+++ Provided material +++
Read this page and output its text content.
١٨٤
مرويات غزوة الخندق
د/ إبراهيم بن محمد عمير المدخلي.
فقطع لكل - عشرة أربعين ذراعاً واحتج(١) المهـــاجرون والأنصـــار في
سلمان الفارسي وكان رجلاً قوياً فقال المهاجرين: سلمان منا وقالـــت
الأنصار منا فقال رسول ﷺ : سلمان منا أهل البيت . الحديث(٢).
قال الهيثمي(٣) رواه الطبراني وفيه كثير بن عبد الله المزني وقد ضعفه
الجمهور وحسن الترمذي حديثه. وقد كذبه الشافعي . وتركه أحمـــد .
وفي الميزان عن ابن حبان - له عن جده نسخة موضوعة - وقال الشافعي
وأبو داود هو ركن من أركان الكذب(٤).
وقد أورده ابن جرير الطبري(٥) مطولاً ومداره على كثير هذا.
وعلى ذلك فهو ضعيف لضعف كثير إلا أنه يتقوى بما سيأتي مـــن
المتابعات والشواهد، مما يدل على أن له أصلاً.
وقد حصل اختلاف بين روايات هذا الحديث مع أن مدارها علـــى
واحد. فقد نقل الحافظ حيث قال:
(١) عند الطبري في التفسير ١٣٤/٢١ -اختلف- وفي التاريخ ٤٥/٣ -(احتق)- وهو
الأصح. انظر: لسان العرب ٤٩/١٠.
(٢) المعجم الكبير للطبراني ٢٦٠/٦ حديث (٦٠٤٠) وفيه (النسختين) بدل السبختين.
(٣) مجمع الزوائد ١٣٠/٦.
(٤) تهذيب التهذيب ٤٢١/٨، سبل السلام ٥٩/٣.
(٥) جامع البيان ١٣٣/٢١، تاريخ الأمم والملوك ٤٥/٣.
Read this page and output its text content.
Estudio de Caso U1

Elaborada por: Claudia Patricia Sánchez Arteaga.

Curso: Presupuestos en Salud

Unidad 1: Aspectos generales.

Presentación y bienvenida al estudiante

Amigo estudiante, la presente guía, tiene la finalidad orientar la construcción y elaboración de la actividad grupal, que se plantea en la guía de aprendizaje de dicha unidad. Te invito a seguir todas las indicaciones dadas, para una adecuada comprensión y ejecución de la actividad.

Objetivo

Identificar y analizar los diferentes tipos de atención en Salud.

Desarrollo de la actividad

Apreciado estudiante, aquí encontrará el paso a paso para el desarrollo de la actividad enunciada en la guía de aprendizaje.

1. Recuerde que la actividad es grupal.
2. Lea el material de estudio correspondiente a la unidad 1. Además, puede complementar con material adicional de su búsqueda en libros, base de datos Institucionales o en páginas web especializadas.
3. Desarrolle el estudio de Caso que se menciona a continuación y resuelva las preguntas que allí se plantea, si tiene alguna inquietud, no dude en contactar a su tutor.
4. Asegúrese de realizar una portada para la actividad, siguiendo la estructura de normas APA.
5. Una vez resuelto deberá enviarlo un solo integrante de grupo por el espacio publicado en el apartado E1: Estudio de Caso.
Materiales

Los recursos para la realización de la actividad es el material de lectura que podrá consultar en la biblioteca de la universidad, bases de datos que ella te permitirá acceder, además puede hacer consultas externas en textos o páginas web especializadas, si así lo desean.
+++
Goal: Retype the listing exactly, in full.

Answer below:
Read this page and output its text content.
١٨٤
مرويات غزوة الخندق
د/ إبراهيم بن محمد عمير المدخلي.
فقطع لكل - عشرة أربعين ذراعاً واحتج(١) المهـــاجرون والأنصـــار في
سلمان الفارسي وكان رجلاً قوياً فقال المهاجرين: سلمان منا وقالـــت
الأنصار منا فقال رسول ﷺ : سلمان منا أهل البيت . الحديث(٢).
قال الهيثمي(٣) رواه الطبراني وفيه كثير بن عبد الله المزني وقد ضعفه
الجمهور وحسن الترمذي حديثه. وقد كذبه الشافعي . وتركه أحمـــد .
وفي الميزان عن ابن حبان - له عن جده نسخة موضوعة - وقال الشافعي
وأبو داود هو ركن من أركان الكذب(٤).
وقد أورده ابن جرير الطبري(٥) مطولاً ومداره على كثير هذا.
وعلى ذلك فهو ضعيف لضعف كثير إلا أنه يتقوى بما سيأتي مـــن
المتابعات والشواهد، مما يدل على أن له أصلاً.
وقد حصل اختلاف بين روايات هذا الحديث مع أن مدارها علـــى
واحد. فقد نقل الحافظ حيث قال:
(١) عند الطبري في التفسير ١٣٤/٢١ -اختلف- وفي التاريخ ٤٥/٣ -(احتق)- وهو
الأصح. انظر: لسان العرب ٤٩/١٠.
(٢) المعجم الكبير للطبراني ٢٦٠/٦ حديث (٦٠٤٠) وفيه (النسختين) بدل السبختين.
(٣) مجمع الزوائد ١٣٠/٦.
(٤) تهذيب التهذيب ٤٢١/٨، سبل السلام ٥٩/٣.
(٥) جامع البيان ١٣٣/٢١، تاريخ الأمم والملوك ٤٥/٣.
Read this page and output its text content.
Estudio de Caso U1

Elaborada por: Claudia Patricia Sánchez Arteaga.

Curso: Presupuestos en Salud

Unidad 1: Aspectos generales.

Presentación y bienvenida al estudiante

Amigo estudiante, la presente guía, tiene la finalidad orientar la construcción y elaboración de la actividad grupal, que se plantea en la guía de aprendizaje de dicha unidad. Te invito a seguir todas las indicaciones dadas, para una adecuada comprensión y ejecución de la actividad.

Objetivo

Identificar y analizar los diferentes tipos de atención en Salud.

Desarrollo de la actividad

Apreciado estudiante, aquí encontrará el paso a paso para el desarrollo de la actividad enunciada en la guía de aprendizaje.

1. Recuerde que la actividad es grupal.
2. Lea el material de estudio correspondiente a la unidad 1. Además, puede complementar con material adicional de su búsqueda en libros, base de datos Institucionales o en páginas web especializadas.
3. Desarrolle el estudio de Caso que se menciona a continuación y resuelva las preguntas que allí se plantea, si tiene alguna inquietud, no dude en contactar a su tutor.
4. Asegúrese de realizar una portada para la actividad, siguiendo la estructura de normas APA.
5. Una vez resuelto deberá enviarlo un solo integrante de grupo por el espacio publicado en el apartado E1: Estudio de Caso.
Materiales

Los recursos para la realización de la actividad es el material de lectura que podrá consultar en la biblioteca de la universidad, bases de datos que ella te permitirá acceder, además puede hacer consultas externas en textos o páginas web especializadas, si así lo desean.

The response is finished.